### Aim
In the records below, find each line containing the word "this" and copy it.

### Provided information
-- BEGIN --

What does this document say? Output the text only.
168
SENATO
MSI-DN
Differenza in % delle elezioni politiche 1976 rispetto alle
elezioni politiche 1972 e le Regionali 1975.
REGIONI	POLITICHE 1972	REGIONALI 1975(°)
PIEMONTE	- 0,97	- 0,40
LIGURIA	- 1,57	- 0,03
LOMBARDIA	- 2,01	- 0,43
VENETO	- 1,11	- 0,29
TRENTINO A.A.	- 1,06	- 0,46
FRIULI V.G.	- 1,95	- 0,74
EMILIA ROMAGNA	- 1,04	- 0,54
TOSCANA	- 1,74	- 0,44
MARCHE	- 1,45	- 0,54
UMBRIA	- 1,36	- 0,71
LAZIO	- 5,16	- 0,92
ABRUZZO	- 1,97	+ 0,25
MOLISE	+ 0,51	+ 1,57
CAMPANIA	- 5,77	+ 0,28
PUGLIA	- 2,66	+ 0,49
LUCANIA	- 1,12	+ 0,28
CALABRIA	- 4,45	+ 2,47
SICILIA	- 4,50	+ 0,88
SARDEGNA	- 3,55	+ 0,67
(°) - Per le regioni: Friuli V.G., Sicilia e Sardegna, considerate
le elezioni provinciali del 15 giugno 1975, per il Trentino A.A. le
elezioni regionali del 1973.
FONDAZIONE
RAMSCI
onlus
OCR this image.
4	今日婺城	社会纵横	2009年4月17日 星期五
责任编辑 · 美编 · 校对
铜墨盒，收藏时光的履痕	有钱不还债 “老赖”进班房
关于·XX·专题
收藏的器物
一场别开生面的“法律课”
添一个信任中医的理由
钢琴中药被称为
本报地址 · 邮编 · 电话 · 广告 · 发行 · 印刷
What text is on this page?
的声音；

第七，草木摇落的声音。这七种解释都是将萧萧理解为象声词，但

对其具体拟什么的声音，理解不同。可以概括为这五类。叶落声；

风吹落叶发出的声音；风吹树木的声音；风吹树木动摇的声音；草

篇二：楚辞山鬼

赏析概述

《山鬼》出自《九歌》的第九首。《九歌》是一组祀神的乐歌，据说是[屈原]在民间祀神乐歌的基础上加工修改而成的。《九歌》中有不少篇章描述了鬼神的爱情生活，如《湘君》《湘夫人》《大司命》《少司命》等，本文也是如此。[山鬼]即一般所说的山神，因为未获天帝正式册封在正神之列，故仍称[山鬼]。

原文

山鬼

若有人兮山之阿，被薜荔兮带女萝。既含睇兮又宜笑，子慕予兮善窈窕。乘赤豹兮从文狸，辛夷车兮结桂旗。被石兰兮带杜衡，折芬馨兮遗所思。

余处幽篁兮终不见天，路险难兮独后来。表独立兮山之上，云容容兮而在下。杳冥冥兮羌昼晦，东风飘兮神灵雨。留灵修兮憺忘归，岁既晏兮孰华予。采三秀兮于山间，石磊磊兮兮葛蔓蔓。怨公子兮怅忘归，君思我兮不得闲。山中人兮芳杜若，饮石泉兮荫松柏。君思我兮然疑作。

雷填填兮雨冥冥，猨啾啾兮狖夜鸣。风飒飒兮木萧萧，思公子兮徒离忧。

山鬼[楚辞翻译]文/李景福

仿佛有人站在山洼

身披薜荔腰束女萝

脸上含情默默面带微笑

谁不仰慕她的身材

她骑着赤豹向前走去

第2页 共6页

-- END --

### Response to the task
What does this document say? Output the text only.
OCR this image.
What text is on this page?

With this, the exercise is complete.